▶ **TASK GOAL**
Please copy out every row below word for word, leaving out the pictures.

▶ **DATA SHOWN**
--- begin ---
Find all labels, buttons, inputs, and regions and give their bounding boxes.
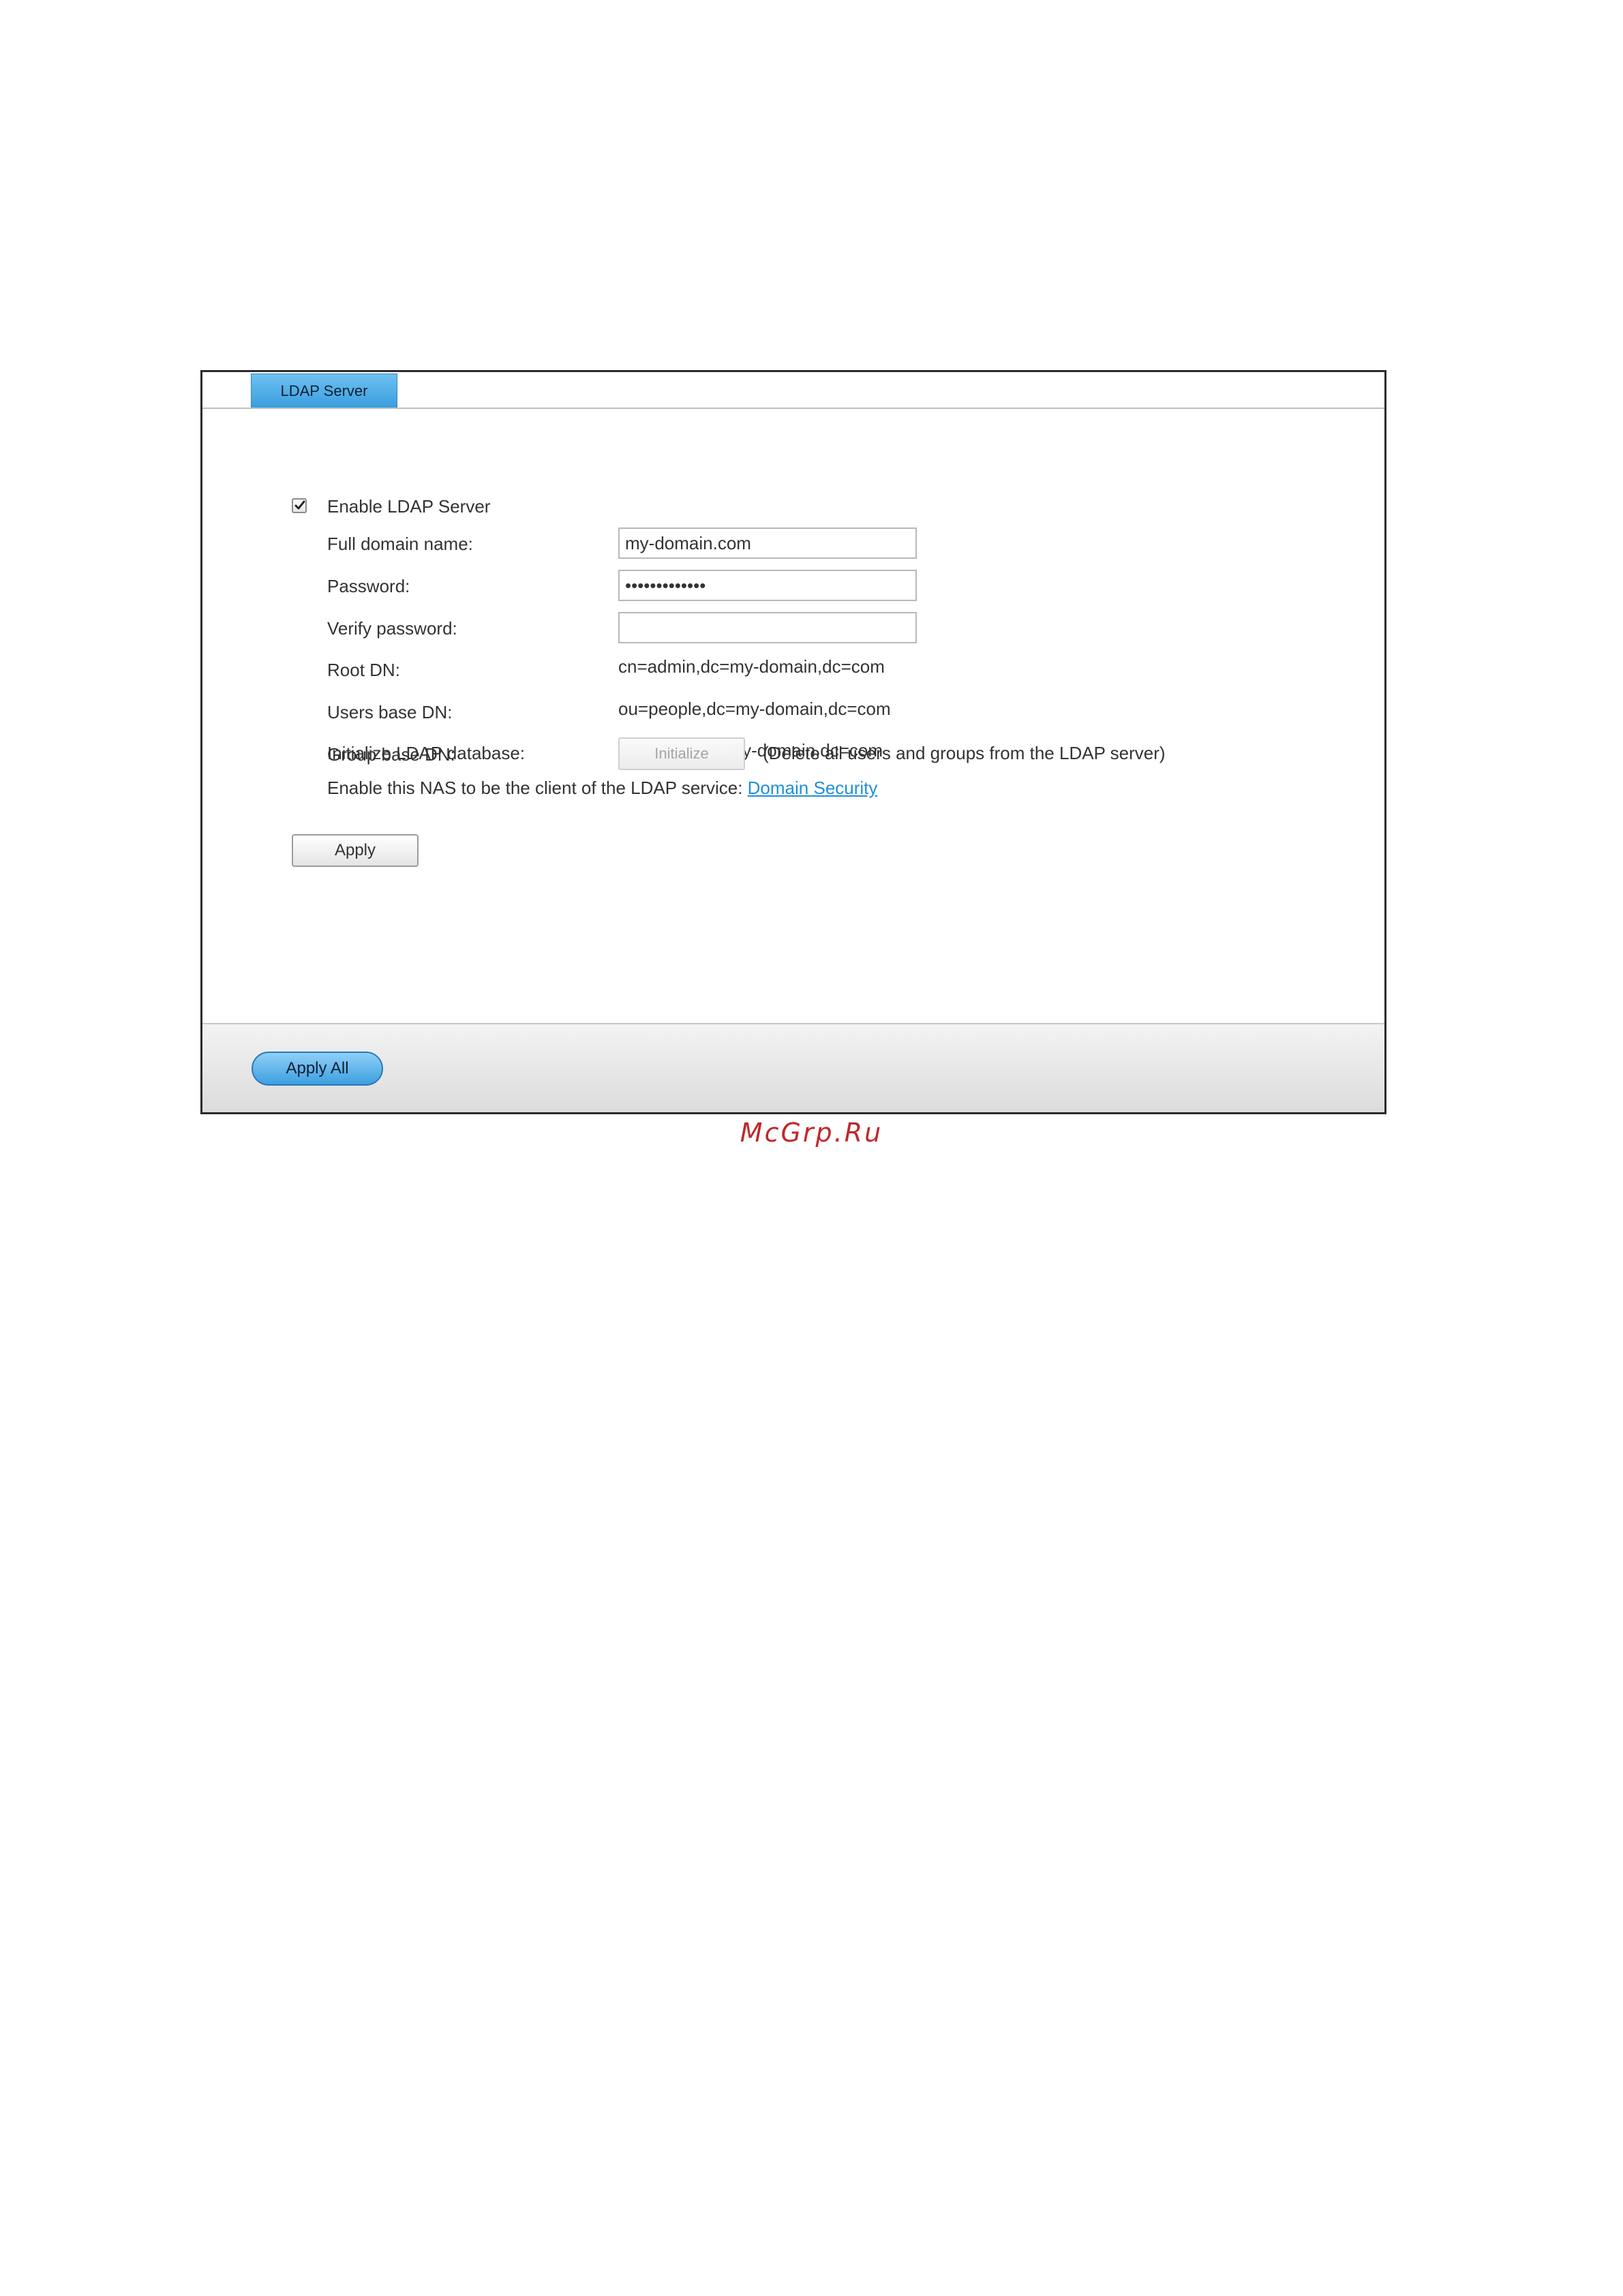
- password-label: Password:: [327, 576, 410, 596]
- domain-name-label: Full domain name:: [327, 534, 473, 554]
- initialize-note: (Delete all users and groups from the LD…: [763, 743, 1166, 763]
- enable-ldap-label[interactable]: Enable LDAP Server: [327, 496, 490, 517]
- users-base-dn-value: ou=people,dc=my-domain,dc=com: [618, 699, 891, 719]
- domain-security-link[interactable]: Domain Security: [748, 778, 878, 798]
- password-field[interactable]: [618, 570, 917, 601]
- ldap-form: Enable LDAP Server Full domain name: Pas…: [202, 409, 1384, 1022]
- initialize-label: Initialize LDAP database:: [327, 743, 526, 763]
- verify-password-label: Verify password:: [327, 618, 457, 639]
- ldap-settings-panel: LDAP Server Enable LDAP Server Full doma…: [200, 370, 1386, 1114]
- tab-ldap-server[interactable]: LDAP Server: [251, 373, 397, 408]
- watermark-text: McGrp.Ru: [740, 1118, 883, 1148]
- verify-password-field[interactable]: [618, 612, 917, 643]
- apply-button[interactable]: Apply: [292, 834, 419, 867]
- domain-name-field[interactable]: [618, 527, 917, 559]
- users-base-dn-label: Users base DN:: [327, 702, 453, 722]
- root-dn-value: cn=admin,dc=my-domain,dc=com: [618, 656, 885, 677]
- enable-ldap-checkbox[interactable]: [292, 498, 307, 513]
- checkmark-icon: [294, 500, 305, 510]
- tab-bar: LDAP Server: [202, 372, 1384, 409]
- ldap-client-text: Enable this NAS to be the client of the …: [327, 778, 743, 798]
- initialize-button[interactable]: Initialize: [618, 737, 745, 770]
- apply-all-button[interactable]: Apply All: [252, 1052, 383, 1086]
- root-dn-label: Root DN:: [327, 660, 400, 680]
- footer-bar: Apply All: [202, 1023, 1384, 1112]
- ldap-client-line: Enable this NAS to be the client of the …: [327, 778, 877, 799]
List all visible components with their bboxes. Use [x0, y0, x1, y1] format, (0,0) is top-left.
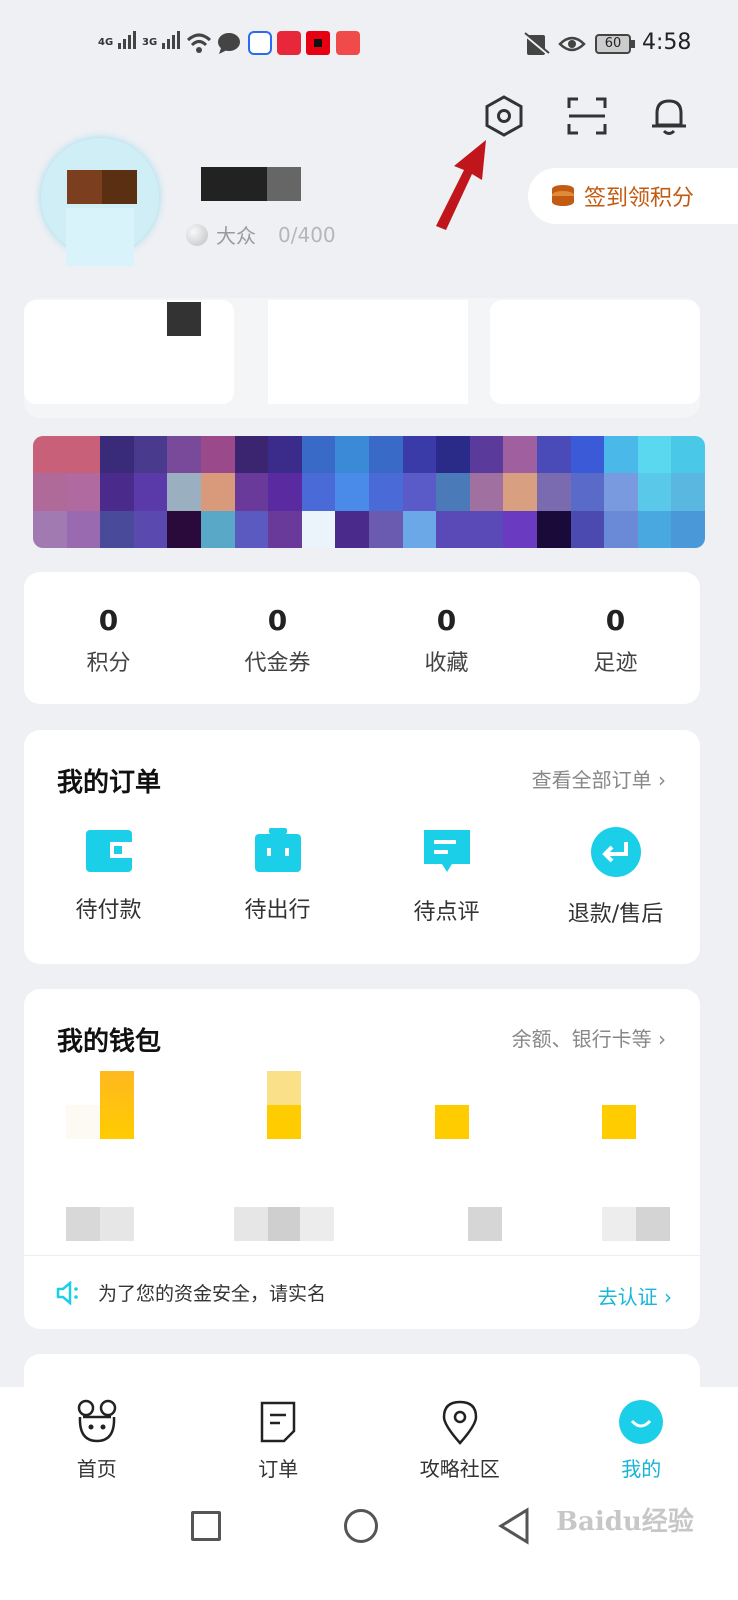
order-icon [261, 1401, 296, 1443]
scan-icon [567, 97, 607, 135]
level-badge-icon [186, 223, 208, 246]
profile-icon [619, 1400, 664, 1444]
chevron-right-icon: › [664, 1285, 672, 1309]
nav-orders[interactable]: 订单 [218, 1399, 338, 1482]
eye-comfort-icon [558, 36, 586, 52]
member-cards[interactable] [24, 298, 700, 418]
app-red-icon [306, 31, 330, 55]
huawei-app-icon [336, 31, 360, 55]
nav-community[interactable]: 攻略社区 [400, 1399, 520, 1482]
annotation-arrow [436, 140, 486, 230]
card-mosaic [24, 300, 234, 404]
checkin-button[interactable]: 签到领积分 [528, 168, 738, 224]
wallet-item-mosaic[interactable] [602, 1105, 636, 1139]
comment-icon [423, 830, 470, 872]
nav-home[interactable]: 首页 [37, 1399, 157, 1482]
orders-title: 我的订单 [57, 768, 162, 798]
coin-stack-icon [552, 185, 574, 206]
home-system-button[interactable] [344, 1509, 378, 1543]
battery-icon: 60 [595, 34, 631, 54]
stats-card: 0 积分 0 代金券 0 收藏 0 足迹 [24, 572, 700, 704]
chevron-right-icon: › [658, 1027, 666, 1051]
back-button[interactable] [497, 1507, 531, 1545]
home-icon [77, 1399, 116, 1443]
wallet-item-mosaic[interactable] [267, 1071, 301, 1139]
stat-favorites[interactable]: 0 收藏 [367, 604, 527, 677]
signal-bars-icon [118, 30, 138, 49]
card-mosaic [268, 300, 468, 404]
no-sim-icon [523, 32, 550, 56]
wallet-item-mosaic[interactable] [100, 1071, 134, 1139]
stat-vouchers[interactable]: 0 代金券 [198, 604, 358, 677]
stat-points[interactable]: 0 积分 [29, 604, 189, 677]
notification-button[interactable] [646, 93, 692, 139]
member-level[interactable]: 大众 0/400 [186, 220, 336, 249]
username-mosaic [201, 167, 301, 201]
wallet-item-mosaic [66, 1105, 100, 1139]
stat-history[interactable]: 0 足迹 [536, 604, 696, 677]
avatar-mosaic [66, 208, 134, 266]
card-mosaic [167, 302, 201, 336]
order-refund[interactable]: 退款/售后 [532, 826, 700, 928]
signal-3g: 3G [142, 30, 182, 49]
wallet-label-mosaic [234, 1207, 334, 1241]
wallet-item-mosaic[interactable] [435, 1105, 469, 1139]
order-pending-payment[interactable]: 待付款 [25, 826, 193, 928]
wallet-label-mosaic [66, 1207, 134, 1241]
recent-apps-button[interactable] [191, 1511, 221, 1541]
order-pending-review[interactable]: 待点评 [363, 826, 531, 928]
scan-button[interactable] [564, 93, 610, 139]
card-mosaic [490, 300, 700, 404]
bell-icon [652, 99, 686, 135]
avatar-mosaic [67, 170, 137, 204]
location-icon [442, 1400, 478, 1445]
battery-tip [631, 40, 635, 48]
wallet-label-mosaic [468, 1207, 502, 1241]
wallet-label-mosaic [602, 1207, 670, 1241]
wallet-card: 我的钱包 余额、银行卡等 › 为了您的资金安全，请实名 去认证 › [24, 989, 700, 1329]
chevron-right-icon: › [658, 768, 666, 792]
baidu-watermark: Baidu经验 [556, 1507, 694, 1537]
signal-bars-icon [162, 30, 182, 49]
orders-card: 我的订单 查看全部订单 › 待付款 待出行 待点评 退款/售后 [24, 730, 700, 964]
settings-button[interactable] [481, 93, 527, 139]
nav-mine[interactable]: 我的 [581, 1399, 701, 1482]
wifi-icon [186, 33, 212, 53]
promo-banner[interactable] [33, 436, 705, 548]
clock: 4:58 [642, 30, 692, 55]
verify-link[interactable]: 去认证 › [598, 1281, 672, 1310]
wallet-title: 我的钱包 [57, 1027, 162, 1057]
suitcase-icon [254, 828, 301, 872]
order-pending-travel[interactable]: 待出行 [194, 826, 362, 928]
view-all-orders-link[interactable]: 查看全部订单 › [532, 764, 666, 793]
settings-hexagon-icon [485, 95, 523, 137]
app-notification-icon [248, 31, 272, 55]
wallet-icon [85, 830, 132, 872]
chat-bubble-icon [218, 33, 240, 54]
bottom-nav: 首页 订单 攻略社区 我的 Baidu经验 [0, 1387, 738, 1600]
wallet-details-link[interactable]: 余额、银行卡等 › [512, 1023, 666, 1052]
signal-4g: 4G [98, 30, 138, 49]
security-notice: 为了您的资金安全，请实名 [56, 1279, 326, 1306]
speaker-icon [56, 1280, 78, 1305]
taobao-icon [277, 31, 301, 55]
divider [24, 1255, 700, 1256]
refund-icon [590, 827, 641, 877]
status-bar: 4G 3G 60 4:58 [0, 0, 738, 90]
--- end ---
▶ **FINAL RESULT**
Find all labels, buttons, inputs, and regions and give their bounding boxes.
- password-label: Password:: [327, 576, 410, 596]
- domain-name-label: Full domain name:: [327, 534, 473, 554]
- initialize-note: (Delete all users and groups from the LD…: [763, 743, 1166, 763]
- enable-ldap-label[interactable]: Enable LDAP Server: [327, 496, 490, 517]
- users-base-dn-value: ou=people,dc=my-domain,dc=com: [618, 699, 891, 719]
- domain-security-link[interactable]: Domain Security: [748, 778, 878, 798]
- password-field[interactable]: [618, 570, 917, 601]
- ldap-form: Enable LDAP Server Full domain name: Pas…: [202, 409, 1384, 1022]
- initialize-label: Initialize LDAP database:: [327, 743, 526, 763]
- verify-password-label: Verify password:: [327, 618, 457, 639]
- ldap-settings-panel: LDAP Server Enable LDAP Server Full doma…: [200, 370, 1386, 1114]
- tab-ldap-server[interactable]: LDAP Server: [251, 373, 397, 408]
- watermark-text: McGrp.Ru: [740, 1118, 883, 1148]
- verify-password-field[interactable]: [618, 612, 917, 643]
- apply-button[interactable]: Apply: [292, 834, 419, 867]
- domain-name-field[interactable]: [618, 527, 917, 559]
- users-base-dn-label: Users base DN:: [327, 702, 453, 722]
- root-dn-value: cn=admin,dc=my-domain,dc=com: [618, 656, 885, 677]
- enable-ldap-checkbox[interactable]: [292, 498, 307, 513]
- checkmark-icon: [294, 500, 305, 510]
- tab-bar: LDAP Server: [202, 372, 1384, 409]
- ldap-client-text: Enable this NAS to be the client of the …: [327, 778, 743, 798]
- initialize-button[interactable]: Initialize: [618, 737, 745, 770]
- apply-all-button[interactable]: Apply All: [252, 1052, 383, 1086]
- root-dn-label: Root DN:: [327, 660, 400, 680]
- footer-bar: Apply All: [202, 1023, 1384, 1112]
- ldap-client-line: Enable this NAS to be the client of the …: [327, 778, 877, 799]
List all visible components with their bboxes. Use [x0, y0, x1, y1] format, (0,0) is top-left.
order-icon [261, 1401, 296, 1443]
scan-icon [567, 97, 607, 135]
level-badge-icon [186, 223, 208, 246]
profile-icon [619, 1400, 664, 1444]
chevron-right-icon: › [664, 1285, 672, 1309]
nav-orders[interactable]: 订单 [218, 1399, 338, 1482]
eye-comfort-icon [558, 36, 586, 52]
member-cards[interactable] [24, 298, 700, 418]
app-red-icon [306, 31, 330, 55]
huawei-app-icon [336, 31, 360, 55]
nav-community[interactable]: 攻略社区 [400, 1399, 520, 1482]
annotation-arrow [436, 140, 486, 230]
card-mosaic [24, 300, 234, 404]
checkin-button[interactable]: 签到领积分 [528, 168, 738, 224]
wallet-item-mosaic[interactable] [602, 1105, 636, 1139]
comment-icon [423, 830, 470, 872]
nav-home[interactable]: 首页 [37, 1399, 157, 1482]
orders-title: 我的订单 [57, 768, 162, 798]
coin-stack-icon [552, 185, 574, 206]
home-system-button[interactable] [344, 1509, 378, 1543]
battery-icon: 60 [595, 34, 631, 54]
stats-card: 0 积分 0 代金券 0 收藏 0 足迹 [24, 572, 700, 704]
chevron-right-icon: › [658, 1027, 666, 1051]
back-button[interactable] [497, 1507, 531, 1545]
home-icon [77, 1399, 116, 1443]
wallet-item-mosaic[interactable] [267, 1071, 301, 1139]
stat-favorites[interactable]: 0 收藏 [367, 604, 527, 677]
signal-bars-icon [118, 30, 138, 49]
card-mosaic [268, 300, 468, 404]
no-sim-icon [523, 32, 550, 56]
wallet-item-mosaic[interactable] [100, 1071, 134, 1139]
stat-vouchers[interactable]: 0 代金券 [198, 604, 358, 677]
stat-points[interactable]: 0 积分 [29, 604, 189, 677]
notification-button[interactable] [646, 93, 692, 139]
member-level[interactable]: 大众 0/400 [186, 220, 336, 249]
username-mosaic [201, 167, 301, 201]
wallet-item-mosaic [66, 1105, 100, 1139]
stat-history[interactable]: 0 足迹 [536, 604, 696, 677]
avatar-mosaic [66, 208, 134, 266]
card-mosaic [167, 302, 201, 336]
order-refund[interactable]: 退款/售后 [532, 826, 700, 928]
signal-3g: 3G [142, 30, 182, 49]
wallet-label-mosaic [234, 1207, 334, 1241]
wallet-item-mosaic[interactable] [435, 1105, 469, 1139]
order-pending-payment[interactable]: 待付款 [25, 826, 193, 928]
wallet-label-mosaic [66, 1207, 134, 1241]
recent-apps-button[interactable] [191, 1511, 221, 1541]
order-pending-review[interactable]: 待点评 [363, 826, 531, 928]
scan-button[interactable] [564, 93, 610, 139]
card-mosaic [490, 300, 700, 404]
bell-icon [652, 99, 686, 135]
avatar-mosaic [67, 170, 137, 204]
location-icon [442, 1400, 478, 1445]
battery-tip [631, 40, 635, 48]
wallet-label-mosaic [468, 1207, 502, 1241]
wallet-label-mosaic [602, 1207, 670, 1241]
wallet-card: 我的钱包 余额、银行卡等 › 为了您的资金安全，请实名 去认证 › [24, 989, 700, 1329]
chevron-right-icon: › [658, 768, 666, 792]
baidu-watermark: Baidu经验 [556, 1507, 694, 1537]
signal-bars-icon [162, 30, 182, 49]
orders-card: 我的订单 查看全部订单 › 待付款 待出行 待点评 退款/售后 [24, 730, 700, 964]
settings-button[interactable] [481, 93, 527, 139]
nav-mine[interactable]: 我的 [581, 1399, 701, 1482]
wifi-icon [186, 33, 212, 53]
promo-banner[interactable] [33, 436, 705, 548]
clock: 4:58 [642, 30, 692, 55]
verify-link[interactable]: 去认证 › [598, 1281, 672, 1310]
wallet-title: 我的钱包 [57, 1027, 162, 1057]
suitcase-icon [254, 828, 301, 872]
order-pending-travel[interactable]: 待出行 [194, 826, 362, 928]
view-all-orders-link[interactable]: 查看全部订单 › [532, 764, 666, 793]
settings-hexagon-icon [485, 95, 523, 137]
app-notification-icon [248, 31, 272, 55]
wallet-icon [85, 830, 132, 872]
chat-bubble-icon [218, 33, 240, 54]
bottom-nav: 首页 订单 攻略社区 我的 Baidu经验 [0, 1387, 738, 1600]
wallet-details-link[interactable]: 余额、银行卡等 › [512, 1023, 666, 1052]
signal-4g: 4G [98, 30, 138, 49]
security-notice: 为了您的资金安全，请实名 [56, 1279, 326, 1306]
speaker-icon [56, 1280, 78, 1305]
taobao-icon [277, 31, 301, 55]
divider [24, 1255, 700, 1256]
refund-icon [590, 827, 641, 877]
status-bar: 4G 3G 60 4:58 [0, 0, 738, 90]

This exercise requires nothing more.